-- START Entries shown --

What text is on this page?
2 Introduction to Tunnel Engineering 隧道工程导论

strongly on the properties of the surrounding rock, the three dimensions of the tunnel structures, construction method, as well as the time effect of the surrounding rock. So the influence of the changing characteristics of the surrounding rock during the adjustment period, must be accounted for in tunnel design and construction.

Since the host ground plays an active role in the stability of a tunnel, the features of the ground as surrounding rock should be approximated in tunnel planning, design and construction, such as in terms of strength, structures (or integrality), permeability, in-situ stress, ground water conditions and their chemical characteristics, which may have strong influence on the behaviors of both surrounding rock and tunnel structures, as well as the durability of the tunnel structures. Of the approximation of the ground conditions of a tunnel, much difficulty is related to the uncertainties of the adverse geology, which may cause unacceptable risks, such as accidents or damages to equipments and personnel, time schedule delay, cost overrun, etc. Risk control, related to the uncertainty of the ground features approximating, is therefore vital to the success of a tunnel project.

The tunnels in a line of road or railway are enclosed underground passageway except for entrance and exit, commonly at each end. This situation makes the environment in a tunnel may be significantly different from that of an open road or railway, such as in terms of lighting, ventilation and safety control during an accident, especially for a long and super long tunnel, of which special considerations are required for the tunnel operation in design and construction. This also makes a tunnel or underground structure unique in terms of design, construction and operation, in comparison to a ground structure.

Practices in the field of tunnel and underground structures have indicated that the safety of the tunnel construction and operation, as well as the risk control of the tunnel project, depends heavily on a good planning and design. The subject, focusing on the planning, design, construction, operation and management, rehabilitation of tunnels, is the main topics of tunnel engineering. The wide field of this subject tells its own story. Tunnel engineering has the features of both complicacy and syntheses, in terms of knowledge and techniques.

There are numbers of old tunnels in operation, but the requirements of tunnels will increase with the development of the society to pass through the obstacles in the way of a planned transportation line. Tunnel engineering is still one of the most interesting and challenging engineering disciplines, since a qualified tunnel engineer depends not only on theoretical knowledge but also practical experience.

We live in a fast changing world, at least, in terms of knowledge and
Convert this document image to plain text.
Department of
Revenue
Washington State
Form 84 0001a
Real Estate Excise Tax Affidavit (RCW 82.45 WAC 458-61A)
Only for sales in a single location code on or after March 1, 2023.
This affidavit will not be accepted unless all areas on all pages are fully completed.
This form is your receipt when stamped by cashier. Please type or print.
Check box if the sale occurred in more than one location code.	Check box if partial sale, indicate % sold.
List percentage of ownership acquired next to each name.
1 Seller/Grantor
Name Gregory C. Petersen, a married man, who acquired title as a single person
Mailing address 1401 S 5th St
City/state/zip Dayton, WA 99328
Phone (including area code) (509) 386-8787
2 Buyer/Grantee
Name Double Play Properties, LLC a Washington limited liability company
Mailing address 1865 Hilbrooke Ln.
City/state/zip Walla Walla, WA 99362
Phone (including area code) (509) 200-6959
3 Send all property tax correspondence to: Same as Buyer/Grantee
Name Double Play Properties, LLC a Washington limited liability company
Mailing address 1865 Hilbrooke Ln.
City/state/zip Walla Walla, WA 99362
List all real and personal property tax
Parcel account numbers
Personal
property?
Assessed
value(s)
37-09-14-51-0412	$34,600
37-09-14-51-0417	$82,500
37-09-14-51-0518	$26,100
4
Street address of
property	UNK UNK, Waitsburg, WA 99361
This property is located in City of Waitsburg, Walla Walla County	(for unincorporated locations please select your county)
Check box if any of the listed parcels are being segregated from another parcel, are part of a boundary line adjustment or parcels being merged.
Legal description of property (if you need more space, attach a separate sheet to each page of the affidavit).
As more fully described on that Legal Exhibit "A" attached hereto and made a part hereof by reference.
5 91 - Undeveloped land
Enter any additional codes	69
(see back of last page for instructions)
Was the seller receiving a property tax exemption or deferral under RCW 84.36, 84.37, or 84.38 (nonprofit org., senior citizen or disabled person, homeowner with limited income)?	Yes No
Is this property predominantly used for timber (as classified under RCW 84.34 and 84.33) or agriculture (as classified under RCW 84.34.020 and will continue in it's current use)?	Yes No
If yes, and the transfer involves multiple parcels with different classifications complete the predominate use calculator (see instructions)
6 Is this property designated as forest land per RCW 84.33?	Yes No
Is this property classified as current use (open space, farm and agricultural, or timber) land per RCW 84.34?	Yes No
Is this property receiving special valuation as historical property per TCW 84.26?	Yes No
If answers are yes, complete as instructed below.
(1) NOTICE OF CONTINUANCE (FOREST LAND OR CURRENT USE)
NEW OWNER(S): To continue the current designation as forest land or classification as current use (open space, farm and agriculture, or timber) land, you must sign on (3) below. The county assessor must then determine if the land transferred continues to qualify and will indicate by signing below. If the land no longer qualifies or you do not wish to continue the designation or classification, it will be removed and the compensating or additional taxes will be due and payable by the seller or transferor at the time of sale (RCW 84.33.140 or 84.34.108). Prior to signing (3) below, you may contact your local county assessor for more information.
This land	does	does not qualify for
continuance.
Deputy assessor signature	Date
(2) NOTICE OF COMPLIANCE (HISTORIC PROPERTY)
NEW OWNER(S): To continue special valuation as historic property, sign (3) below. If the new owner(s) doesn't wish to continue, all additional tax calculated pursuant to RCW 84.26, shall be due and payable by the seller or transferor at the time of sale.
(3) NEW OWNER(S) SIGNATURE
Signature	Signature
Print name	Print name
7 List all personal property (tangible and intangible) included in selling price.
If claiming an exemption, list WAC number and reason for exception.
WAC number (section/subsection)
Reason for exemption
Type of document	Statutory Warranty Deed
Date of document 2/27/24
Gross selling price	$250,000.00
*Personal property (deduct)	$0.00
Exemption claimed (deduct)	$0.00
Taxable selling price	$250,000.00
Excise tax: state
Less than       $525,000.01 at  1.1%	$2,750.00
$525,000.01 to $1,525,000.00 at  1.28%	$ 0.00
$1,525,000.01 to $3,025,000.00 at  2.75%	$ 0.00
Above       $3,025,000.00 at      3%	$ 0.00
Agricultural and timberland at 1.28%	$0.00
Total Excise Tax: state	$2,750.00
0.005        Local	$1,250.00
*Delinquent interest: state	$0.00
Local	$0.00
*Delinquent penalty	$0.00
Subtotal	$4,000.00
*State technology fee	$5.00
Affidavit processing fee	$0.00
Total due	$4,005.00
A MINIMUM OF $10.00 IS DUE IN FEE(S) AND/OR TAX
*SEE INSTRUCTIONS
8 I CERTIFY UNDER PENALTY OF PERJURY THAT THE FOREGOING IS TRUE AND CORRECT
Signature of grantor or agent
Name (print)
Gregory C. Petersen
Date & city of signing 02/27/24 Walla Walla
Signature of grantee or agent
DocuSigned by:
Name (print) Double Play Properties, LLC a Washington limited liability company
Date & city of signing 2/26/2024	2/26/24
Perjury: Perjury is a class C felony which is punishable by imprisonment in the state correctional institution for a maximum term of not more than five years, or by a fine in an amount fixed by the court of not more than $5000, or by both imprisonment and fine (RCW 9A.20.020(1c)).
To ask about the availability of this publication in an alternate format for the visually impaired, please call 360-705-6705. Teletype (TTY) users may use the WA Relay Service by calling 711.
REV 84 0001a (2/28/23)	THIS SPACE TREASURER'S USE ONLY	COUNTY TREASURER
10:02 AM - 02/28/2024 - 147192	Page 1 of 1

-- END Entries shown --

What the task requires ▸ Lines holding the word "each" in the entries above are the ones to pull out. Copy them all.

Full solution ▸
The tunnels in a line of road or railway are enclosed underground passageway except for entrance and exit, commonly at each end. This situation makes the environment in a tunnel may be significantly different from that of an open road or railway, such as in terms of lighting, ventilation and safety control during an accident, especially for a long and super long tunnel, of which special considerations are required for the tunnel operation in design and construction. This also makes a tunnel or underground structure unique in terms of design, construction and operation, in comparison to a ground structure.
List percentage of ownership acquired next to each name.
Legal description of property (if you need more space, attach a separate sheet to each page of the affidavit).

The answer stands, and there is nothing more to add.